Stated problem
Collect every line of the records below that contains the word "机械伤害".

Recorded information
★ ★ ★

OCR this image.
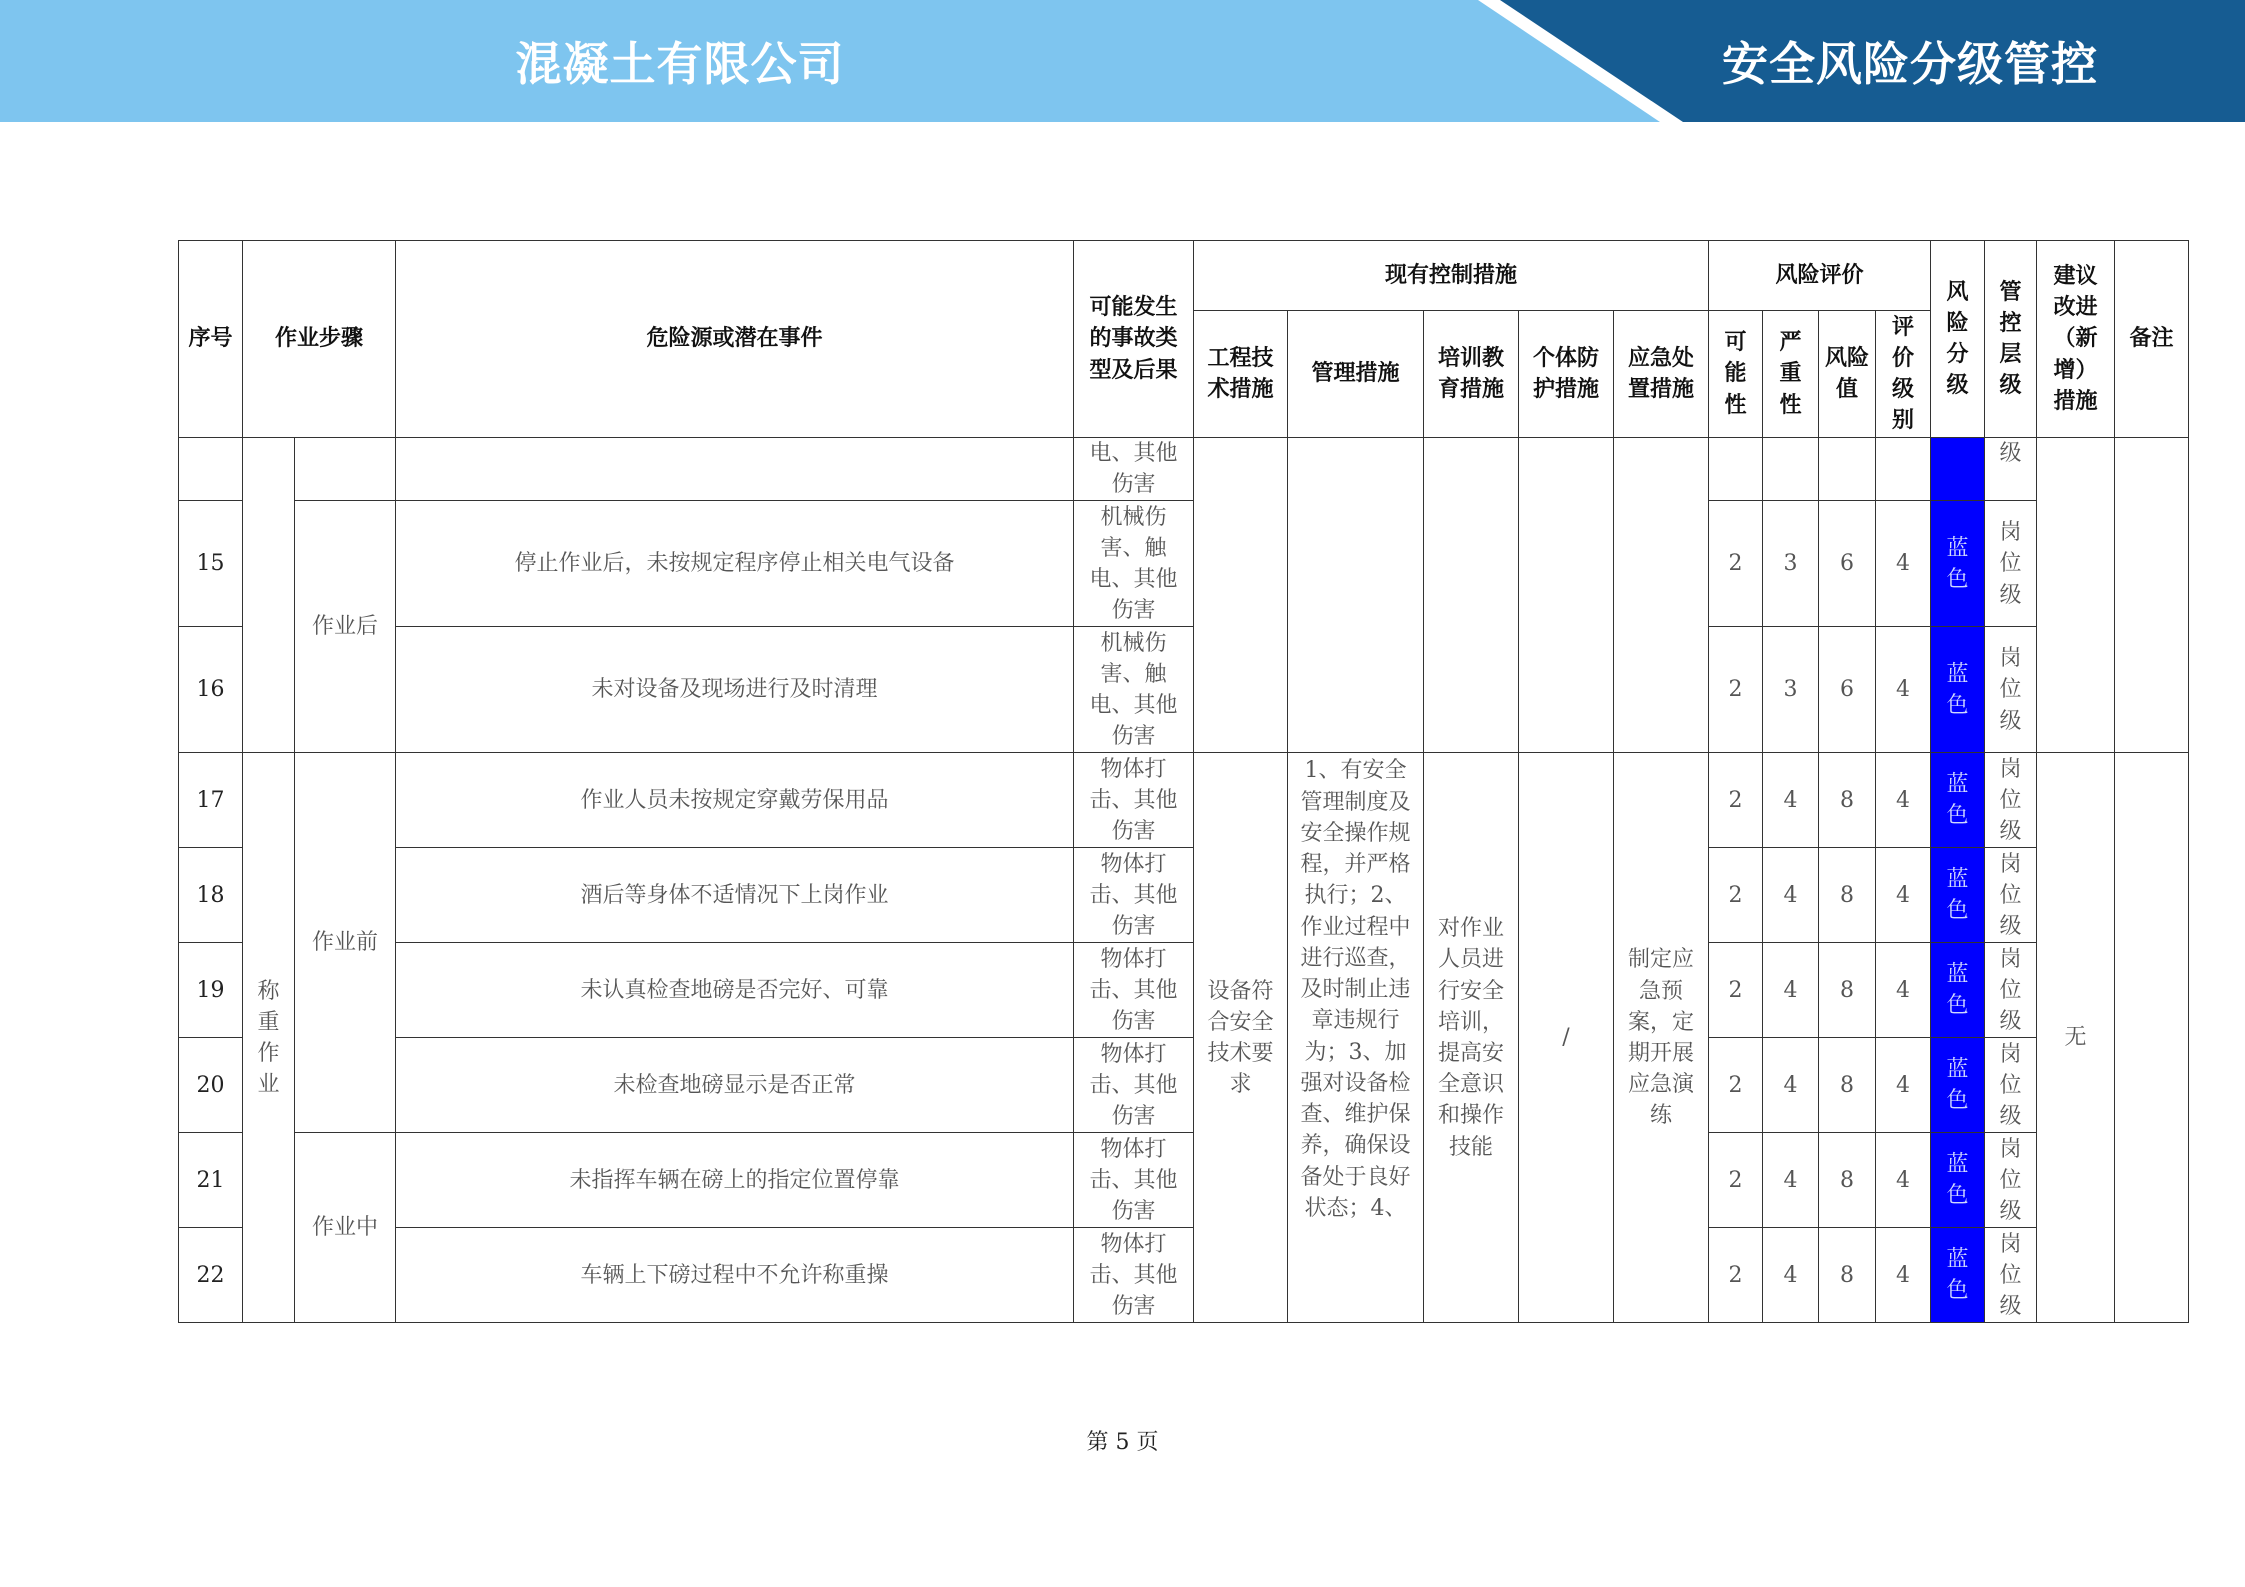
混凝土有限公司	安全风险分级管控
序号	作业步骤		危险源或潜在事件	可能发生的事故类型及后果	现有控制措施					风险评价				风险分级	管控层级	建议改进（新增）措施	备注
					工程技术措施	管理措施	培训教育措施	个体防护措施	应急处置措施	可能性	严重性	风险值	评价级别				
				电、其他伤害											级		
15		作业后	停止作业后，未按规定程序停止相关电气设备	机械伤害、触电、其他伤害						2	3	6	4	蓝色	岗位级		
16			未对设备及现场进行及时清理	机械伤害、触电、其他伤害						2	3	6	4	蓝色	岗位级		
17	称重作业	作业前	作业人员未按规定穿戴劳保用品	物体打击、其他伤害	设备符合安全技术要求	1、有安全管理制度及安全操作规程，并严格执行；2、作业过程中进行巡查，及时制止违章违规行为；3、加强对设备检查、维护保养，确保设备处于良好状态；4、	对作业人员进行安全培训，提高安全意识和操作技能	/	制定应急预案，定期开展应急演练	2	4	8	4	蓝色	岗位级	无	
18			酒后等身体不适情况下上岗作业	物体打击、其他伤害						2	4	8	4	蓝色	岗位级		
19			未认真检查地磅是否完好、可靠	物体打击、其他伤害						2	4	8	4	蓝色	岗位级		
20			未检查地磅显示是否正常	物体打击、其他伤害						2	4	8	4	蓝色	岗位级		
21		作业中	未指挥车辆在磅上的指定位置停靠	物体打击、其他伤害						2	4	8	4	蓝色	岗位级		
22			车辆上下磅过程中不允许称重操	物体打击、其他伤害						2	4	8	4	蓝色	岗位级		
第 5 页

★ ★ ★

Finished answer
15		作业后	停止作业后，未按规定程序停止相关电气设备	机械伤害、触电、其他伤害						2	3	6	4	蓝色	岗位级		
16			未对设备及现场进行及时清理	机械伤害、触电、其他伤害						2	3	6	4	蓝色	岗位级		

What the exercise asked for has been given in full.